- **WHAT YOU WILL DO**
Extract each line bearing the word "this".
********
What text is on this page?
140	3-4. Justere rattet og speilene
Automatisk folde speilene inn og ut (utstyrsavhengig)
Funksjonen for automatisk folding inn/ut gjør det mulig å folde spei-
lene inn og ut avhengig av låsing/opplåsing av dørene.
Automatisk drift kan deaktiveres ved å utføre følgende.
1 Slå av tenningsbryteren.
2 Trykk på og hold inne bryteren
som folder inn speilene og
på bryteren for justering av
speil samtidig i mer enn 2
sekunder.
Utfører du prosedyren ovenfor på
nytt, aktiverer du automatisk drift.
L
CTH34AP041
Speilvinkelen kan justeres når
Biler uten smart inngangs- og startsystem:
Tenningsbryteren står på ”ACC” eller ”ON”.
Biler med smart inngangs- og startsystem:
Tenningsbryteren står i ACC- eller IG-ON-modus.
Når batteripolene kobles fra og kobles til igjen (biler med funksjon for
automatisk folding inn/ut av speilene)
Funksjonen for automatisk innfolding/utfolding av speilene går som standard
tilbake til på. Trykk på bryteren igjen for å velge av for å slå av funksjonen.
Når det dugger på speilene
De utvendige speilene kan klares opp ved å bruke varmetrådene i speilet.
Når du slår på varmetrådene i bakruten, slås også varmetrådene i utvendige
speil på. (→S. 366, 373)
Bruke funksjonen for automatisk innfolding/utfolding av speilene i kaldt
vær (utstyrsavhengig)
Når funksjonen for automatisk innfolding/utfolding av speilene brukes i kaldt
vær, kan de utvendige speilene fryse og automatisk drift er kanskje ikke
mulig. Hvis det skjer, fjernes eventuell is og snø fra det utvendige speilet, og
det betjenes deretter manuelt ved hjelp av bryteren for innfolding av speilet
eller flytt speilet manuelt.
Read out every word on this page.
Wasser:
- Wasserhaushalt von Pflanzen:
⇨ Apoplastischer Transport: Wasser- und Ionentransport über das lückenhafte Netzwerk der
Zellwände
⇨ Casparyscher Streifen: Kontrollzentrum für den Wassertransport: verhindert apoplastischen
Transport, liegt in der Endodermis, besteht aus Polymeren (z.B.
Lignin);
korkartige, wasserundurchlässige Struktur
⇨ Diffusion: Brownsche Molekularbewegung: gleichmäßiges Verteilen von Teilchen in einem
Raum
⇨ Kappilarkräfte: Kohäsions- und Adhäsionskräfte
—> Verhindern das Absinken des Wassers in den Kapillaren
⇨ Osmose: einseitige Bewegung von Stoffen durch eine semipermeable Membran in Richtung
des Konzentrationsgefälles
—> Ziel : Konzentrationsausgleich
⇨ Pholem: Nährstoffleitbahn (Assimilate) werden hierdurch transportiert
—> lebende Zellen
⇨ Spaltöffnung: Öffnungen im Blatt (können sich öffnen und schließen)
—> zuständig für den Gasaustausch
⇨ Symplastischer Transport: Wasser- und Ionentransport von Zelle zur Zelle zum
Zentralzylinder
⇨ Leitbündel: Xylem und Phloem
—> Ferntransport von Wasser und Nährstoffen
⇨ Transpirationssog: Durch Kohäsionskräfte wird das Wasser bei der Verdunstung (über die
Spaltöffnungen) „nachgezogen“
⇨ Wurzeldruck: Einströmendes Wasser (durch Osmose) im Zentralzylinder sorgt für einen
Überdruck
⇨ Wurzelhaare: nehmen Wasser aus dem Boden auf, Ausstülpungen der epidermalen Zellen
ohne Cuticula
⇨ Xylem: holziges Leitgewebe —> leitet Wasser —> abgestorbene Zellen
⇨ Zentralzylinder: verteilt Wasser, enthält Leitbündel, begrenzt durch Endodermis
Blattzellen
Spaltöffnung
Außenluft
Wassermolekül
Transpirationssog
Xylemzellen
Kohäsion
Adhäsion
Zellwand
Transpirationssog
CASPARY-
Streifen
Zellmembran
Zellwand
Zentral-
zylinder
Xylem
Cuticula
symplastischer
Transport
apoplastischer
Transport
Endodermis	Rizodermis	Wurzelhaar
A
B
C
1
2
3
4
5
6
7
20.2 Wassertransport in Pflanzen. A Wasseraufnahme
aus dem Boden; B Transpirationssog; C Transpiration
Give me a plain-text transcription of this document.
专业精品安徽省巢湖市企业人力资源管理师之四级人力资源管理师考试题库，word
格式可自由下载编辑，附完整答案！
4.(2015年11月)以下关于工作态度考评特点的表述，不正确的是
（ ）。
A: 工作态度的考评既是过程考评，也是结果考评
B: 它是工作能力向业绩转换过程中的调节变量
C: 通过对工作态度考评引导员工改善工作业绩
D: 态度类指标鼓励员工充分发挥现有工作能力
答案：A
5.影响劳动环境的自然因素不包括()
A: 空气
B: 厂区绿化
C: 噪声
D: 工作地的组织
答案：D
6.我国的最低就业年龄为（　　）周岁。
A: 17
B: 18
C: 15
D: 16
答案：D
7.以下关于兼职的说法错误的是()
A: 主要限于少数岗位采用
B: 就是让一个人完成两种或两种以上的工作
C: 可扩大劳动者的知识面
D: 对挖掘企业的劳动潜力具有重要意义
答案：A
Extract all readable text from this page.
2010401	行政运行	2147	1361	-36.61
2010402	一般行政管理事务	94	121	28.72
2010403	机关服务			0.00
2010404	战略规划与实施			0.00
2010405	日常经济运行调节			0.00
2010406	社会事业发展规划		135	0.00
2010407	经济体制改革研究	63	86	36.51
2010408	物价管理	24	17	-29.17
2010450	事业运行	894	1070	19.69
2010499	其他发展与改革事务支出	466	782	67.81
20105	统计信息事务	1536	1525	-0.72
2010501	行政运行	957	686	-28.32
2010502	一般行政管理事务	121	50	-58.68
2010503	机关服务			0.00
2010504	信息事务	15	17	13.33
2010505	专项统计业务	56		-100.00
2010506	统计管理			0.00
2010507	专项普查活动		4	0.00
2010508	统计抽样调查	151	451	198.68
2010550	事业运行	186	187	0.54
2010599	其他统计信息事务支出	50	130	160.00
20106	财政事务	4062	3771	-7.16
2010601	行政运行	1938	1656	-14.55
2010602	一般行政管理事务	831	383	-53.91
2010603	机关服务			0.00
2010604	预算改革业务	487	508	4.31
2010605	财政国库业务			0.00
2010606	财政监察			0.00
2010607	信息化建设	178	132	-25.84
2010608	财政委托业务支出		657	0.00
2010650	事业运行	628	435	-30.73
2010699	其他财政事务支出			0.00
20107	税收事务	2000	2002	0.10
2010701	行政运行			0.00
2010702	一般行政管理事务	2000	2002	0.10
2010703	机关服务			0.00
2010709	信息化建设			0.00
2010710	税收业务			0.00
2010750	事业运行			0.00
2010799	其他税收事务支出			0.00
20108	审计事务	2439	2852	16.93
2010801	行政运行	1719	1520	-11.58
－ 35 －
********
- **CORRECT ANSWER**
What text is on this page?
Read out every word on this page.
Give me a plain-text transcription of this document.
Extract all readable text from this page.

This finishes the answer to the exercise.